DESCRIPTION OF THE TASK |
From the listing below, work out how many lines contain "двигателя". Reply with that number only.

### DATA FOR THIS TASK ###

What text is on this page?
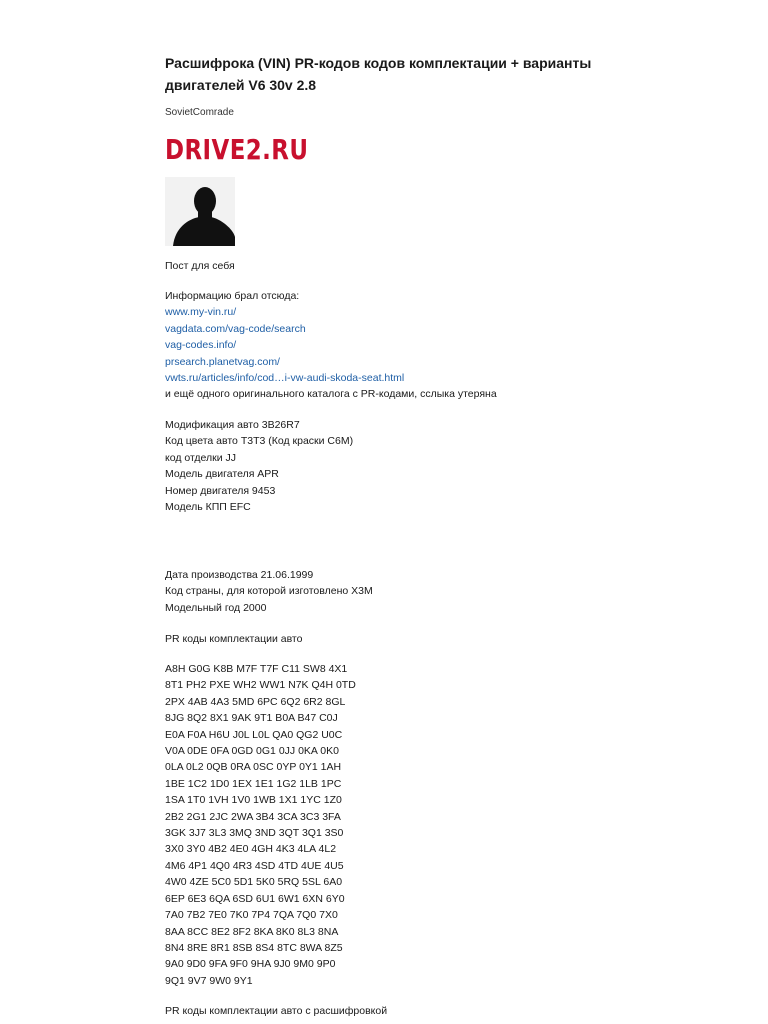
Расшифрока (VIN) PR-кодов кодов комплектации + варианты
двигателей V6 30v 2.8
SovietComrade
DRIVE2.RU
Пост для себя
Информацию брал отсюда:
www.my-vin.ru/
vagdata.com/vag-code/search
vag-codes.info/
prsearch.planetvag.com/
vwts.ru/articles/info/cod…i-vw-audi-skoda-seat.html
и ещё одного оригинального каталога с PR-кодами, сслыка утеряна
Модификация авто 3B26R7
Код цвета авто T3T3 (Код краски C6M)
код отделки JJ
Модель двигателя APR
Номер двигателя 9453
Модель КПП EFC
Дата производства 21.06.1999
Код страны, для которой изготовлено X3M
Модельный год 2000
PR коды комплектации авто
A8H G0G K8B M7F T7F C11 SW8 4X1
8T1 PH2 PXE WH2 WW1 N7K Q4H 0TD
2PX 4AB 4A3 5MD 6PC 6Q2 6R2 8GL
8JG 8Q2 8X1 9AK 9T1 B0A B47 C0J
E0A F0A H6U J0L L0L QA0 QG2 U0C
V0A 0DE 0FA 0GD 0G1 0JJ 0KA 0K0
0LA 0L2 0QB 0RA 0SC 0YP 0Y1 1AH
1BE 1C2 1D0 1EX 1E1 1G2 1LB 1PC
1SA 1T0 1VH 1V0 1WB 1X1 1YC 1Z0
2B2 2G1 2JC 2WA 3B4 3CA 3C3 3FA
3GK 3J7 3L3 3MQ 3ND 3QT 3Q1 3S0
3X0 3Y0 4B2 4E0 4GH 4K3 4LA 4L2
4M6 4P1 4Q0 4R3 4SD 4TD 4UE 4U5
4W0 4ZE 5C0 5D1 5K0 5RQ 5SL 6A0
6EP 6E3 6QA 6SD 6U1 6W1 6XN 6Y0
7A0 7B2 7E0 7K0 7P4 7QA 7Q0 7X0
8AA 8CC 8E2 8F2 8KA 8K0 8L3 8NA
8N4 8RE 8R1 8SB 8S4 8TC 8WA 8Z5
9A0 9D0 9FA 9F0 9HA 9J0 9M0 9P0
9Q1 9V7 9W0 9Y1
PR коды комплектации авто с расшифровкой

###

THE RESULT |
2